# [To be done]
Repeat every entry in the listing below, exactly.

# [Dataset rows]
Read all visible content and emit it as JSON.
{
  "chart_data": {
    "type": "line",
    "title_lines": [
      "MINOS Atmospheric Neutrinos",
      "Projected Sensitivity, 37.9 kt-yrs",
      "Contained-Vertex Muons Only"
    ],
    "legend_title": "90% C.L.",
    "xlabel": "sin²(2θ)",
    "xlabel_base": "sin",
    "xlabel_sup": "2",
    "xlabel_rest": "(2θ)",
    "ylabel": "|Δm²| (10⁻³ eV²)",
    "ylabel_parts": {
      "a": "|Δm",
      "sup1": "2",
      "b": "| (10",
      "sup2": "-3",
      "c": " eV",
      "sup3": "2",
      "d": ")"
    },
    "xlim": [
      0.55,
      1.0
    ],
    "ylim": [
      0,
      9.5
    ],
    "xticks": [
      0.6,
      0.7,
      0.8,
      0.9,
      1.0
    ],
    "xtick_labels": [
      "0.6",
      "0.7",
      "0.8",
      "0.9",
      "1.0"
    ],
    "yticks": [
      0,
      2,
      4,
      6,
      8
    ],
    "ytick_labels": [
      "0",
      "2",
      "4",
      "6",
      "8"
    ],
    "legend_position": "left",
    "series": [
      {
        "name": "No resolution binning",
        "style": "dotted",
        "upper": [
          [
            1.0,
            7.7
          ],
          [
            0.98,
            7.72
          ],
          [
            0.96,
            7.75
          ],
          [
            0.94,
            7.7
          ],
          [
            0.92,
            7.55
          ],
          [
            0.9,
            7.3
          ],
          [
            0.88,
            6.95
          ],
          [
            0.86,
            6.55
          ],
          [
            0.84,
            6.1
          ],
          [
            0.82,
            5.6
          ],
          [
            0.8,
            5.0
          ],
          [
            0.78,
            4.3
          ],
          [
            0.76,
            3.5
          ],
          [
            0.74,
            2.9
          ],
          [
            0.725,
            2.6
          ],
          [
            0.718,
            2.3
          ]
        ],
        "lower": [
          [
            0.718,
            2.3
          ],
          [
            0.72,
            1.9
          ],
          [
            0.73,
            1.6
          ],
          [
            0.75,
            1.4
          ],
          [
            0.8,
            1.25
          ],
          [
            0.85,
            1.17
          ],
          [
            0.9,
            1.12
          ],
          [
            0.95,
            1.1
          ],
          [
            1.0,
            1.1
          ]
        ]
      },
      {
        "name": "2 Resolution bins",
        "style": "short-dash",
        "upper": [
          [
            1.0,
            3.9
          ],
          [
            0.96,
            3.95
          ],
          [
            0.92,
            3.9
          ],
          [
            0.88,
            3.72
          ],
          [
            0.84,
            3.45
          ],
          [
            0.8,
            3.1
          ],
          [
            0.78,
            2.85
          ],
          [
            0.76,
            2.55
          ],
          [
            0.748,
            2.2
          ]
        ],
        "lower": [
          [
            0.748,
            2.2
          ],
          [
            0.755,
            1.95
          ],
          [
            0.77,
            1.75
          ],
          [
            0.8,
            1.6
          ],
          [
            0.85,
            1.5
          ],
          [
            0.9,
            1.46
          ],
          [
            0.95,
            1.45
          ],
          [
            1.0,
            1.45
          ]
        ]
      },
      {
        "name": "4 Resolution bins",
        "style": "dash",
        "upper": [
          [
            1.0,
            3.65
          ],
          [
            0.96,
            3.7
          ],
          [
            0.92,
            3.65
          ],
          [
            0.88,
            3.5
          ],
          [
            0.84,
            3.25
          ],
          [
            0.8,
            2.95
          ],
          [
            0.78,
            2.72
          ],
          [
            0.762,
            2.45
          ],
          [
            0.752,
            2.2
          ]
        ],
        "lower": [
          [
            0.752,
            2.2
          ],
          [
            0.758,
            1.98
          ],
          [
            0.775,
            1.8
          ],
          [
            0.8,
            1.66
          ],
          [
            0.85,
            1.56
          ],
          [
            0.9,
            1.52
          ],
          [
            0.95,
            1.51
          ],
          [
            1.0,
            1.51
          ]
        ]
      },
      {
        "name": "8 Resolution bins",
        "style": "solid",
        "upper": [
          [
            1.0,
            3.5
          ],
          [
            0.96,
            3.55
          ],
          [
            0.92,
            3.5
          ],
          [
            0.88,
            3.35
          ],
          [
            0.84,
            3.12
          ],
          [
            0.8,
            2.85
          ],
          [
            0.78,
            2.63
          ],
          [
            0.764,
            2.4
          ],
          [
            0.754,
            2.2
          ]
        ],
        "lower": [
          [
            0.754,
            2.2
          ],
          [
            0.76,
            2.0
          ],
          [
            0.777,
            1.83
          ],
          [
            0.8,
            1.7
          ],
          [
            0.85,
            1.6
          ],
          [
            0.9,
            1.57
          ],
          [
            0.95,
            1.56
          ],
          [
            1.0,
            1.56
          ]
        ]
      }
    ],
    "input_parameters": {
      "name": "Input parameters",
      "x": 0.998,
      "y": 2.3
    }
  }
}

# [Answer to the task]
Read all visible content and emit it as JSON.
{
  "chart_data": {
    "type": "line",
    "title_lines": [
      "MINOS Atmospheric Neutrinos",
      "Projected Sensitivity, 37.9 kt-yrs",
      "Contained-Vertex Muons Only"
    ],
    "legend_title": "90% C.L.",
    "xlabel": "sin²(2θ)",
    "xlabel_base": "sin",
    "xlabel_sup": "2",
    "xlabel_rest": "(2θ)",
    "ylabel": "|Δm²| (10⁻³ eV²)",
    "ylabel_parts": {
      "a": "|Δm",
      "sup1": "2",
      "b": "| (10",
      "sup2": "-3",
      "c": " eV",
      "sup3": "2",
      "d": ")"
    },
    "xlim": [
      0.55,
      1.0
    ],
    "ylim": [
      0,
      9.5
    ],
    "xticks": [
      0.6,
      0.7,
      0.8,
      0.9,
      1.0
    ],
    "xtick_labels": [
      "0.6",
      "0.7",
      "0.8",
      "0.9",
      "1.0"
    ],
    "yticks": [
      0,
      2,
      4,
      6,
      8
    ],
    "ytick_labels": [
      "0",
      "2",
      "4",
      "6",
      "8"
    ],
    "legend_position": "left",
    "series": [
      {
        "name": "No resolution binning",
        "style": "dotted",
        "upper": [
          [
            1.0,
            7.7
          ],
          [
            0.98,
            7.72
          ],
          [
            0.96,
            7.75
          ],
          [
            0.94,
            7.7
          ],
          [
            0.92,
            7.55
          ],
          [
            0.9,
            7.3
          ],
          [
            0.88,
            6.95
          ],
          [
            0.86,
            6.55
          ],
          [
            0.84,
            6.1
          ],
          [
            0.82,
            5.6
          ],
          [
            0.8,
            5.0
          ],
          [
            0.78,
            4.3
          ],
          [
            0.76,
            3.5
          ],
          [
            0.74,
            2.9
          ],
          [
            0.725,
            2.6
          ],
          [
            0.718,
            2.3
          ]
        ],
        "lower": [
          [
            0.718,
            2.3
          ],
          [
            0.72,
            1.9
          ],
          [
            0.73,
            1.6
          ],
          [
            0.75,
            1.4
          ],
          [
            0.8,
            1.25
          ],
          [
            0.85,
            1.17
          ],
          [
            0.9,
            1.12
          ],
          [
            0.95,
            1.1
          ],
          [
            1.0,
            1.1
          ]
        ]
      },
      {
        "name": "2 Resolution bins",
        "style": "short-dash",
        "upper": [
          [
            1.0,
            3.9
          ],
          [
            0.96,
            3.95
          ],
          [
            0.92,
            3.9
          ],
          [
            0.88,
            3.72
          ],
          [
            0.84,
            3.45
          ],
          [
            0.8,
            3.1
          ],
          [
            0.78,
            2.85
          ],
          [
            0.76,
            2.55
          ],
          [
            0.748,
            2.2
          ]
        ],
        "lower": [
          [
            0.748,
            2.2
          ],
          [
            0.755,
            1.95
          ],
          [
            0.77,
            1.75
          ],
          [
            0.8,
            1.6
          ],
          [
            0.85,
            1.5
          ],
          [
            0.9,
            1.46
          ],
          [
            0.95,
            1.45
          ],
          [
            1.0,
            1.45
          ]
        ]
      },
      {
        "name": "4 Resolution bins",
        "style": "dash",
        "upper": [
          [
            1.0,
            3.65
          ],
          [
            0.96,
            3.7
          ],
          [
            0.92,
            3.65
          ],
          [
            0.88,
            3.5
          ],
          [
            0.84,
            3.25
          ],
          [
            0.8,
            2.95
          ],
          [
            0.78,
            2.72
          ],
          [
            0.762,
            2.45
          ],
          [
            0.752,
            2.2
          ]
        ],
        "lower": [
          [
            0.752,
            2.2
          ],
          [
            0.758,
            1.98
          ],
          [
            0.775,
            1.8
          ],
          [
            0.8,
            1.66
          ],
          [
            0.85,
            1.56
          ],
          [
            0.9,
            1.52
          ],
          [
            0.95,
            1.51
          ],
          [
            1.0,
            1.51
          ]
        ]
      },
      {
        "name": "8 Resolution bins",
        "style": "solid",
        "upper": [
          [
            1.0,
            3.5
          ],
          [
            0.96,
            3.55
          ],
          [
            0.92,
            3.5
          ],
          [
            0.88,
            3.35
          ],
          [
            0.84,
            3.12
          ],
          [
            0.8,
            2.85
          ],
          [
            0.78,
            2.63
          ],
          [
            0.764,
            2.4
          ],
          [
            0.754,
            2.2
          ]
        ],
        "lower": [
          [
            0.754,
            2.2
          ],
          [
            0.76,
            2.0
          ],
          [
            0.777,
            1.83
          ],
          [
            0.8,
            1.7
          ],
          [
            0.85,
            1.6
          ],
          [
            0.9,
            1.57
          ],
          [
            0.95,
            1.56
          ],
          [
            1.0,
            1.56
          ]
        ]
      }
    ],
    "input_parameters": {
      "name": "Input parameters",
      "x": 0.998,
      "y": 2.3
    }
  }
}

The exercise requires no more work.